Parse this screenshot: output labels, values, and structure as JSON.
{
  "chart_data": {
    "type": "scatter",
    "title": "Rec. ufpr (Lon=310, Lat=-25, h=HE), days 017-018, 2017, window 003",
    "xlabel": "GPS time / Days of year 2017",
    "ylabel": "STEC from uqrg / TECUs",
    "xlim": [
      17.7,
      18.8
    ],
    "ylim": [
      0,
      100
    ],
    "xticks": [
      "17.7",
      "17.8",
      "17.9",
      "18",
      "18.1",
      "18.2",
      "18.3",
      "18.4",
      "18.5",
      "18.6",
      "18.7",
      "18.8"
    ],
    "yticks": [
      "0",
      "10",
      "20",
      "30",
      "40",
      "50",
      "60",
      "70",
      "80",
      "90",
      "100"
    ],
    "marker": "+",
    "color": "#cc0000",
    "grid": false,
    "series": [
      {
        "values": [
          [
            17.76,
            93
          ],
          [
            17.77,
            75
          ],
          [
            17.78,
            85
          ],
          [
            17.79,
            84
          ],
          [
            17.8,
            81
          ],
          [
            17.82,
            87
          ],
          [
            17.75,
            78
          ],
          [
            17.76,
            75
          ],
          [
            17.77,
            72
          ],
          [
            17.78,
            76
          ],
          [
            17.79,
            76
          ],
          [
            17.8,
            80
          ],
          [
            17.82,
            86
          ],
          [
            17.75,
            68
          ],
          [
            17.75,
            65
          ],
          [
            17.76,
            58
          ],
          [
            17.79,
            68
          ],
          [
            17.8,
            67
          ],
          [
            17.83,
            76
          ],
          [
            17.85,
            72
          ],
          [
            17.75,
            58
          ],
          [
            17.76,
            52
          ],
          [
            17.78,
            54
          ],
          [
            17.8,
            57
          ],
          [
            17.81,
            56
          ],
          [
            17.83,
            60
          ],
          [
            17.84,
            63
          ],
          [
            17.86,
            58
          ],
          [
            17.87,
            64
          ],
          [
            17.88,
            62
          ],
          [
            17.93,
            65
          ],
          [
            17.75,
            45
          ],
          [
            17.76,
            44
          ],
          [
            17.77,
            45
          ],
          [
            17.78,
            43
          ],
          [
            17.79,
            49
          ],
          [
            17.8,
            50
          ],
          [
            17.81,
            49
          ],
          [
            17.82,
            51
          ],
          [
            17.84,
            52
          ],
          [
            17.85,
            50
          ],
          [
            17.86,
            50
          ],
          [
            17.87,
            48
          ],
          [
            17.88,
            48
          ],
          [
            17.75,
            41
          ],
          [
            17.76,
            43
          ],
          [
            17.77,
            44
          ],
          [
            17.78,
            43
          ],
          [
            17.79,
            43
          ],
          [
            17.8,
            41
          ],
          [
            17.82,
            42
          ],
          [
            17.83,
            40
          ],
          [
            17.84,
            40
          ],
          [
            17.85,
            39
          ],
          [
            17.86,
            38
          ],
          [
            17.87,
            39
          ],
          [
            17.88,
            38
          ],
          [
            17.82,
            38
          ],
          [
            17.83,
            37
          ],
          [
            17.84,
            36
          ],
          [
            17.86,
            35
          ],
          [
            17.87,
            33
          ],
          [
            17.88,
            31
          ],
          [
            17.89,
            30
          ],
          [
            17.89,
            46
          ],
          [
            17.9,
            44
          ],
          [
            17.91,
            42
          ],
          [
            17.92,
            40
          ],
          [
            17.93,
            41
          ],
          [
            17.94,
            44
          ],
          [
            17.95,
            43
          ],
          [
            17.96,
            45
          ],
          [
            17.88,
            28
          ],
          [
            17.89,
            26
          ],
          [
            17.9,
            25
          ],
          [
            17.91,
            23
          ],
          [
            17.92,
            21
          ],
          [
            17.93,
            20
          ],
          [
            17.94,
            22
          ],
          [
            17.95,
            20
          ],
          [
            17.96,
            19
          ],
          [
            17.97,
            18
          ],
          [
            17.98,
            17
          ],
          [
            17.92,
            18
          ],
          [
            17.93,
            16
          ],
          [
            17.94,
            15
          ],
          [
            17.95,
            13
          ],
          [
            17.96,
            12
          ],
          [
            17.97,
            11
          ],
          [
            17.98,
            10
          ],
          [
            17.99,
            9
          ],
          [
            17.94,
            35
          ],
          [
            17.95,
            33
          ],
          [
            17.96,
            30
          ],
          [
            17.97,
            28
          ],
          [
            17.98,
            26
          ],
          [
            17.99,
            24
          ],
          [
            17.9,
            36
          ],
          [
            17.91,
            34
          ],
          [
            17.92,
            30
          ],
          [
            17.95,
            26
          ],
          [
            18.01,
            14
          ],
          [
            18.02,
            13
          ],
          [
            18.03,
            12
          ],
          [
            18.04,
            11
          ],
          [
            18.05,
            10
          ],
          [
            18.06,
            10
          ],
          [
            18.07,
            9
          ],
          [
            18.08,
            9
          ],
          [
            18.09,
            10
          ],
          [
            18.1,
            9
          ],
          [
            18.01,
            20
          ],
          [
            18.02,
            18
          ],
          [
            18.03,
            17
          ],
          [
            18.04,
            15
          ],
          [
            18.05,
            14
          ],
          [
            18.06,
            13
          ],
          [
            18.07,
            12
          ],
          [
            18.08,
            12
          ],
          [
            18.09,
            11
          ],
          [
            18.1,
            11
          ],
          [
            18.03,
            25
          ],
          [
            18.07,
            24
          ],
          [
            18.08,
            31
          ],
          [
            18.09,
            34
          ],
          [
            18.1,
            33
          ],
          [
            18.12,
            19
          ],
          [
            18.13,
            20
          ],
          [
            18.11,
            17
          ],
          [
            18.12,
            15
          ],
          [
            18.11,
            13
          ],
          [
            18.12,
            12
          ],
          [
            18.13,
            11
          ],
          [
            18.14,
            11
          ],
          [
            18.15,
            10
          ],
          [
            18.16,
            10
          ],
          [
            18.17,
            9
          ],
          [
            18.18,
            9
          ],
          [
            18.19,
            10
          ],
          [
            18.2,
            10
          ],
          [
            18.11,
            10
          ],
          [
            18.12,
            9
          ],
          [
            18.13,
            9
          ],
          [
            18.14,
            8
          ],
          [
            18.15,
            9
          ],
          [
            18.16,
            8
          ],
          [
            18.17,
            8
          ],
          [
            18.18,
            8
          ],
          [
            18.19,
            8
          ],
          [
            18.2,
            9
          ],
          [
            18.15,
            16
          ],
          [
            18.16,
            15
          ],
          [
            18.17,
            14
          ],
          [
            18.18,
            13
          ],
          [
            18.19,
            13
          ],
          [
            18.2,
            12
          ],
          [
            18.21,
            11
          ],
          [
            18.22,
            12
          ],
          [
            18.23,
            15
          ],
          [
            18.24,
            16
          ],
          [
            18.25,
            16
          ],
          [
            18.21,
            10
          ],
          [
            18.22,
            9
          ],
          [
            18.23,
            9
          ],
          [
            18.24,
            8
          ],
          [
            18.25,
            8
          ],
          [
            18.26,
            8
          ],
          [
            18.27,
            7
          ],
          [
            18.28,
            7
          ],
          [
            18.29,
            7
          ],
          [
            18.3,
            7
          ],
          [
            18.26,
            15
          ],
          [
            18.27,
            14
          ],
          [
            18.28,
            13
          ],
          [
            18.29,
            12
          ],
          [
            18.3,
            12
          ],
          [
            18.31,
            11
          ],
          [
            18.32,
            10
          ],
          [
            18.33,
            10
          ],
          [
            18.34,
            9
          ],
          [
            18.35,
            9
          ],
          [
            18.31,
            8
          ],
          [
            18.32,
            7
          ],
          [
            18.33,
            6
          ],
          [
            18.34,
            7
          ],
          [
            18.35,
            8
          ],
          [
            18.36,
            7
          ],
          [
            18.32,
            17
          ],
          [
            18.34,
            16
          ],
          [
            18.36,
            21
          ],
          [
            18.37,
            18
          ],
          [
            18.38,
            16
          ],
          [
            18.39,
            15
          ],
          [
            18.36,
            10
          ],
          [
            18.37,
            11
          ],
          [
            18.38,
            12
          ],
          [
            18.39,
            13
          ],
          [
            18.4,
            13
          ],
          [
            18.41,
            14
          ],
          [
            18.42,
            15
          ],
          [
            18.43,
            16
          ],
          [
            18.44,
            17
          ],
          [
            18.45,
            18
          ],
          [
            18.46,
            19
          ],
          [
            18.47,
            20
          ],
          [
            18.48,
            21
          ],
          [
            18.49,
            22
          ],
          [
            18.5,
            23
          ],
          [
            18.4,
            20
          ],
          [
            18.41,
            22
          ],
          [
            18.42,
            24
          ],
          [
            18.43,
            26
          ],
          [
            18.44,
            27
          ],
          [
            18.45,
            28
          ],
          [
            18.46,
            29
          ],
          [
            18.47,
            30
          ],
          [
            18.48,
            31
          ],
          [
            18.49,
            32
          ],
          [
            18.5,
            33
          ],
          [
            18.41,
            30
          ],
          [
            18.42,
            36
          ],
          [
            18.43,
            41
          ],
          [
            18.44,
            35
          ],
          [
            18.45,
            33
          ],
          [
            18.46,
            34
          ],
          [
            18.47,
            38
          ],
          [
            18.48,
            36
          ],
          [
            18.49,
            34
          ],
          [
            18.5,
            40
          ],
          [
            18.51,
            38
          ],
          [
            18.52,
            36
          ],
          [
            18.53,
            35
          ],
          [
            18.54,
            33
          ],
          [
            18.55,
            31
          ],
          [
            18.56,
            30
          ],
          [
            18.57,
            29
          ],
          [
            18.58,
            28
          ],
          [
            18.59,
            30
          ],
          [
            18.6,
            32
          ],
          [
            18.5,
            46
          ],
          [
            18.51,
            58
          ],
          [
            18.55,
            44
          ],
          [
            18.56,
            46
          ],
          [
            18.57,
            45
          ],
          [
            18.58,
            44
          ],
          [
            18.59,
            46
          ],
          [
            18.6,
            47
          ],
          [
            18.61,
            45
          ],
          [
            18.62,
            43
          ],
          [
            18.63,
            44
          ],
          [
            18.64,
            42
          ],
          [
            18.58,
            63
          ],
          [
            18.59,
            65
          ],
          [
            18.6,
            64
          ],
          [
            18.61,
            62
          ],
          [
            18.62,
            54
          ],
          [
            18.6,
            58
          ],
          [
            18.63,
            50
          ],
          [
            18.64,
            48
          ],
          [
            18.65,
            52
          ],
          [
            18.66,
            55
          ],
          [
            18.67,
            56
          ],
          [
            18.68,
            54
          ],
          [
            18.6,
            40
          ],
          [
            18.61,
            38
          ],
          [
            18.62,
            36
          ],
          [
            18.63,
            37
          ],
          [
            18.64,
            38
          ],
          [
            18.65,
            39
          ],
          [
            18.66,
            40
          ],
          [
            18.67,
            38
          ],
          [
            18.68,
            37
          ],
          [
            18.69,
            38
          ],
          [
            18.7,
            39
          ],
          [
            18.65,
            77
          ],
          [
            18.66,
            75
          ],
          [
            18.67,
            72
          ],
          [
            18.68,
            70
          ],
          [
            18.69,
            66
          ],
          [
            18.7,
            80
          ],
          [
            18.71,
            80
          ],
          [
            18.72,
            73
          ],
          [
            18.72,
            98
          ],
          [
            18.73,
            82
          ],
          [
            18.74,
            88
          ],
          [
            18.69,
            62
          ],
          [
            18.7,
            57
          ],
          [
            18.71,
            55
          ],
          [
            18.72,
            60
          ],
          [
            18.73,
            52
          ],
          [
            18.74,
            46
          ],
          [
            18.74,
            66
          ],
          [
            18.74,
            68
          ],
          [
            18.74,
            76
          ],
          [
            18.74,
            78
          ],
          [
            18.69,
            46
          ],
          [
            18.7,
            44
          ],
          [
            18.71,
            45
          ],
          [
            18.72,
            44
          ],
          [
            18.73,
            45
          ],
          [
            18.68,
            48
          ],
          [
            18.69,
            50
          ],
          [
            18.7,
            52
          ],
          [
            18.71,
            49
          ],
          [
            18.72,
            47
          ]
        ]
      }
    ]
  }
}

━━━

→ WHAT IS BEING ASKED
From the entries above, list each line with "values" in it.

→ ANSWER TO THE TASK
Parse this screenshot: output labels, values, and structure as JSON.
        "values": [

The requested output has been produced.